***** INFORMATION SHOWN
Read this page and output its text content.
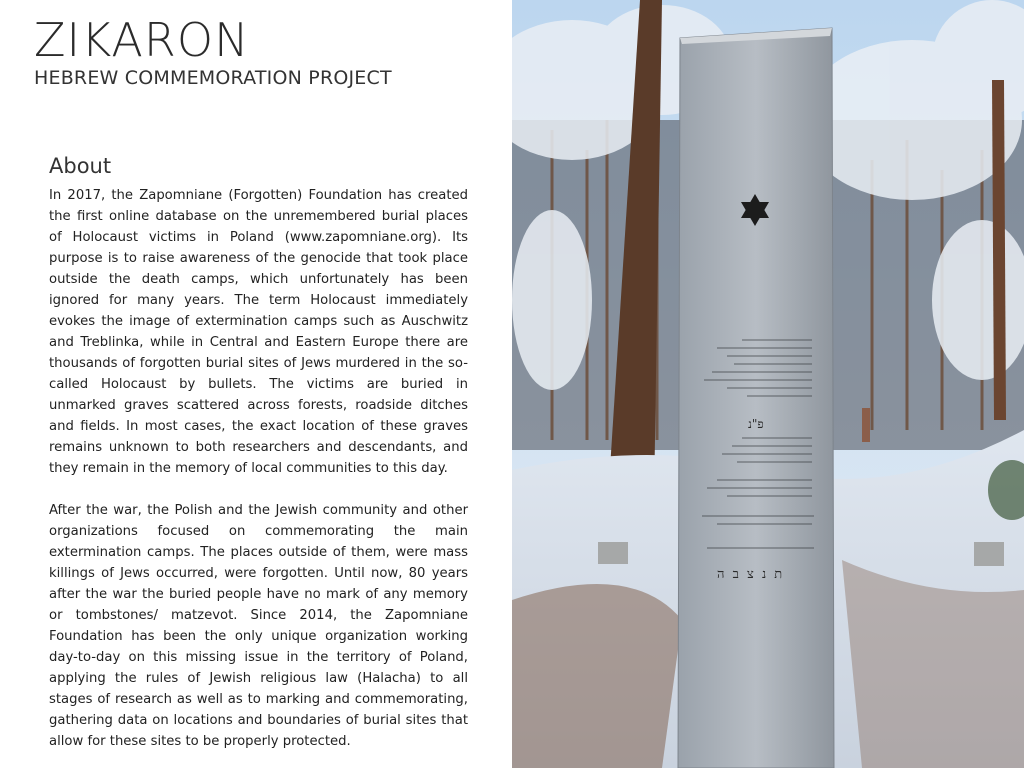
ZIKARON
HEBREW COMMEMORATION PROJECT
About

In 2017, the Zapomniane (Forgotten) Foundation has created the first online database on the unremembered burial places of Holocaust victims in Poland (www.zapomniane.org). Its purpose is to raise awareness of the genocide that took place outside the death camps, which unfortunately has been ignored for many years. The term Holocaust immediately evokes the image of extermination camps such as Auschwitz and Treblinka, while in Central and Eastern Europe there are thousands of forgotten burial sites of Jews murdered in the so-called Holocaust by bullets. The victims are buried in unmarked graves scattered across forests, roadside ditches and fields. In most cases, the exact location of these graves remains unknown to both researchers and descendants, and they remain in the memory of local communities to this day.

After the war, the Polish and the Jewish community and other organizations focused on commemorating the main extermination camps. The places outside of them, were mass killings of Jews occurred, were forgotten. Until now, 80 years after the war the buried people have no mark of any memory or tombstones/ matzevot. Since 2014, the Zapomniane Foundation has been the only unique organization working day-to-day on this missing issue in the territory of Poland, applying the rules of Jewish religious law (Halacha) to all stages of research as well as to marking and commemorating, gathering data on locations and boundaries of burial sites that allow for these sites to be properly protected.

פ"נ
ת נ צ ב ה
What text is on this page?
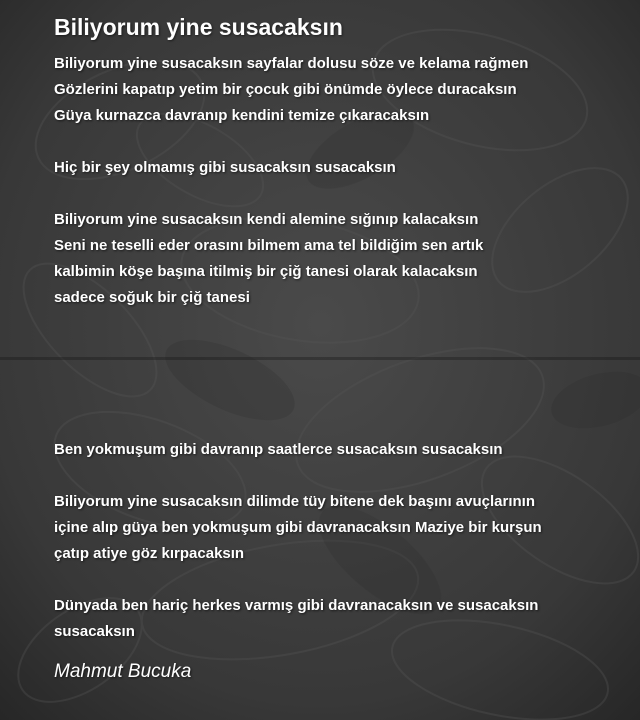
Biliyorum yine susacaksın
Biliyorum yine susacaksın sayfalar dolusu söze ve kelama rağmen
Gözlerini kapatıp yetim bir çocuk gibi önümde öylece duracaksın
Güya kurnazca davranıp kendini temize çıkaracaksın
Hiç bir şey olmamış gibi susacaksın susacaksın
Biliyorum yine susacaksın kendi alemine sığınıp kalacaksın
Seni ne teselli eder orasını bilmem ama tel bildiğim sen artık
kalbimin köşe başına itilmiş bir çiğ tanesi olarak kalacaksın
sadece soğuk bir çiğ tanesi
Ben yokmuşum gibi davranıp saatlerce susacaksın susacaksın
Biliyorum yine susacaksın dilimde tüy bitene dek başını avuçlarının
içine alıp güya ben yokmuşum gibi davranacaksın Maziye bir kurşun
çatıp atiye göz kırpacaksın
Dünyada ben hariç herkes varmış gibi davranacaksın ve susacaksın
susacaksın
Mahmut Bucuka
**********
* STATED TASK
Every line of text is to be repeated exactly; pictures are left out.

* COMPLETED TASK
Read this page and output its text content.
ZIKARON
HEBREW COMMEMORATION PROJECT
About

In 2017, the Zapomniane (Forgotten) Foundation has created the first online database on the unremembered burial places of Holocaust victims in Poland (www.zapomniane.org). Its purpose is to raise awareness of the genocide that took place outside the death camps, which unfortunately has been ignored for many years. The term Holocaust immediately evokes the image of extermination camps such as Auschwitz and Treblinka, while in Central and Eastern Europe there are thousands of forgotten burial sites of Jews murdered in the so-called Holocaust by bullets. The victims are buried in unmarked graves scattered across forests, roadside ditches and fields. In most cases, the exact location of these graves remains unknown to both researchers and descendants, and they remain in the memory of local communities to this day.

After the war, the Polish and the Jewish community and other organizations focused on commemorating the main extermination camps. The places outside of them, were mass killings of Jews occurred, were forgotten. Until now, 80 years after the war the buried people have no mark of any memory or tombstones/ matzevot. Since 2014, the Zapomniane Foundation has been the only unique organization working day-to-day on this missing issue in the territory of Poland, applying the rules of Jewish religious law (Halacha) to all stages of research as well as to marking and commemorating, gathering data on locations and boundaries of burial sites that allow for these sites to be properly protected.

פ"נ
ת נ צ ב ה
What text is on this page?
Biliyorum yine susacaksın
Biliyorum yine susacaksın sayfalar dolusu söze ve kelama rağmen
Gözlerini kapatıp yetim bir çocuk gibi önümde öylece duracaksın
Güya kurnazca davranıp kendini temize çıkaracaksın
Hiç bir şey olmamış gibi susacaksın susacaksın
Biliyorum yine susacaksın kendi alemine sığınıp kalacaksın
Seni ne teselli eder orasını bilmem ama tel bildiğim sen artık
kalbimin köşe başına itilmiş bir çiğ tanesi olarak kalacaksın
sadece soğuk bir çiğ tanesi
Ben yokmuşum gibi davranıp saatlerce susacaksın susacaksın
Biliyorum yine susacaksın dilimde tüy bitene dek başını avuçlarının
içine alıp güya ben yokmuşum gibi davranacaksın Maziye bir kurşun
çatıp atiye göz kırpacaksın
Dünyada ben hariç herkes varmış gibi davranacaksın ve susacaksın
susacaksın
Mahmut Bucuka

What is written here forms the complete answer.